### MATERIALS PROVIDED
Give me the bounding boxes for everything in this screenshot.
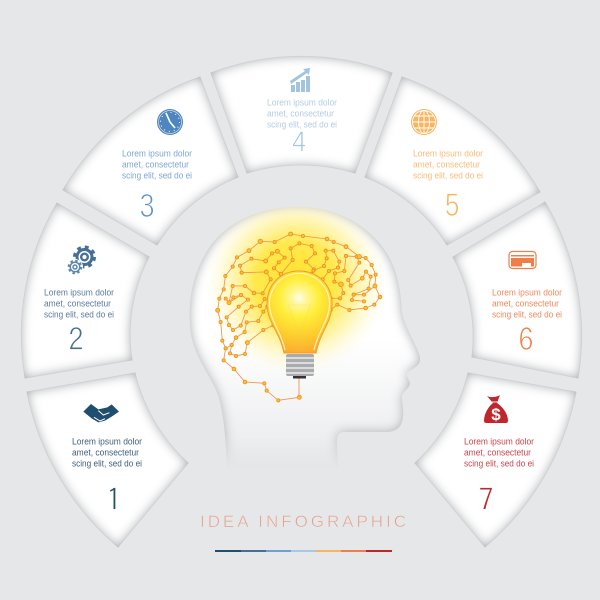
icon: handshake	[83, 404, 119, 422]
panel 2	[21, 203, 149, 378]
icon: credit card	[509, 252, 536, 268]
panel 7 text: Lorem ipsum dolor	[464, 436, 535, 448]
panel 6 number: 6	[518, 324, 534, 355]
panel 2 text: scing elit, sed do ei	[44, 310, 114, 320]
panel 1 number: 1	[106, 484, 122, 515]
panel 2 text: Lorem ipsum dolor	[44, 288, 115, 298]
panel 2 number: 2	[68, 324, 84, 355]
panel 5 shape	[365, 77, 540, 245]
panel 7 text: amet, consectetur	[464, 448, 532, 458]
brain circuit network	[216, 232, 382, 400]
panel 4 number: 4	[292, 129, 306, 157]
panel 5 text	[413, 148, 484, 182]
panel 4 text: Lorem ipsum dolor	[267, 98, 338, 108]
panel 6	[453, 202, 582, 378]
panel 5 text: amet, consectetur	[413, 160, 481, 170]
light bulb	[267, 271, 332, 397]
panel 7 shape	[415, 373, 576, 547]
panel 4 text: scing elit, sed do ei	[267, 120, 337, 130]
panel 4	[211, 56, 392, 173]
panel 2 text: amet, consectetur	[44, 298, 112, 310]
panel 7 text: scing elit, sed do ei	[464, 458, 534, 470]
panel 6 text	[492, 288, 563, 320]
icon: money bag: $	[491, 405, 501, 424]
colour bar	[215, 550, 392, 552]
panel 5	[365, 77, 540, 245]
panel 6 text: amet, consectetur	[492, 298, 560, 310]
panel 4 text: amet, consectetur	[267, 108, 335, 120]
panel 5 text: scing elit, sed do ei	[413, 170, 483, 182]
bulb glass	[267, 271, 332, 353]
panel 3 number: 3	[139, 191, 155, 222]
icon: bar chart	[290, 68, 310, 92]
panel 3 shape	[63, 77, 238, 245]
connector wire	[298, 376, 300, 397]
panel 3 text: Lorem ipsum dolor	[122, 148, 193, 160]
icon: gears	[67, 247, 94, 275]
filament	[288, 305, 311, 352]
panel 7	[415, 373, 576, 547]
panel 6 text: scing elit, sed do ei	[492, 310, 562, 320]
panel 7 number: 7	[478, 484, 494, 515]
panel 4 shape	[211, 56, 392, 173]
panel 3 text: scing elit, sed do ei	[122, 170, 192, 182]
title: IDEA INFOGRAPHIC	[200, 512, 406, 531]
panel 3	[63, 77, 238, 245]
panel 3 text: amet, consectetur	[122, 160, 190, 170]
panel 2 shape	[21, 203, 149, 378]
screw base	[286, 354, 314, 376]
panel 3 text	[122, 148, 193, 182]
panel 1 text: Lorem ipsum dolor	[72, 436, 143, 448]
panel 1 text	[72, 436, 143, 470]
head silhouette	[190, 207, 420, 472]
panel 1 text: amet, consectetur	[72, 448, 140, 458]
panel 1 shape	[27, 373, 188, 547]
panel 6 text: Lorem ipsum dolor	[492, 288, 563, 298]
panel 7 text	[464, 436, 535, 470]
panel 1	[27, 373, 188, 547]
icon: globe	[411, 109, 437, 135]
icon: money bag	[484, 395, 508, 424]
glow behind bulb	[210, 207, 382, 368]
panel 6 shape	[453, 202, 582, 378]
panel 5 number: 5	[444, 190, 460, 221]
panel 2 text	[44, 288, 115, 320]
panel 4 text	[267, 98, 338, 130]
panel 1 text: scing elit, sed do ei	[72, 458, 142, 470]
panel 5 text: Lorem ipsum dolor	[413, 148, 484, 160]
icon: clock	[157, 109, 183, 135]
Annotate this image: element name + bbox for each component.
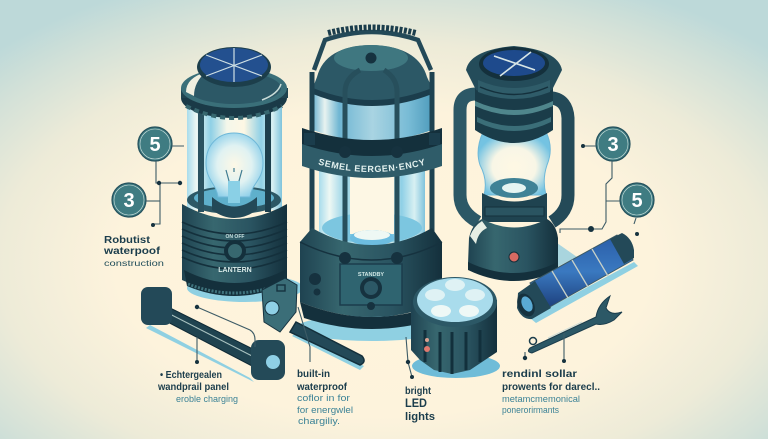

### EXERCISE DESCRIPTION
Show every line of the entries above that contains the word "Lorem", matching its case exactly.

### RESPONSE TO THE EXERCISE
panel 7 text: Lorem ipsum dolor	[464, 436, 535, 448]
panel 2 text: Lorem ipsum dolor	[44, 288, 115, 298]
panel 4 text: Lorem ipsum dolor	[267, 98, 338, 108]
panel 3 text: Lorem ipsum dolor	[122, 148, 193, 160]
panel 1 text: Lorem ipsum dolor	[72, 436, 143, 448]
panel 6 text: Lorem ipsum dolor	[492, 288, 563, 298]
panel 5 text: Lorem ipsum dolor	[413, 148, 484, 160]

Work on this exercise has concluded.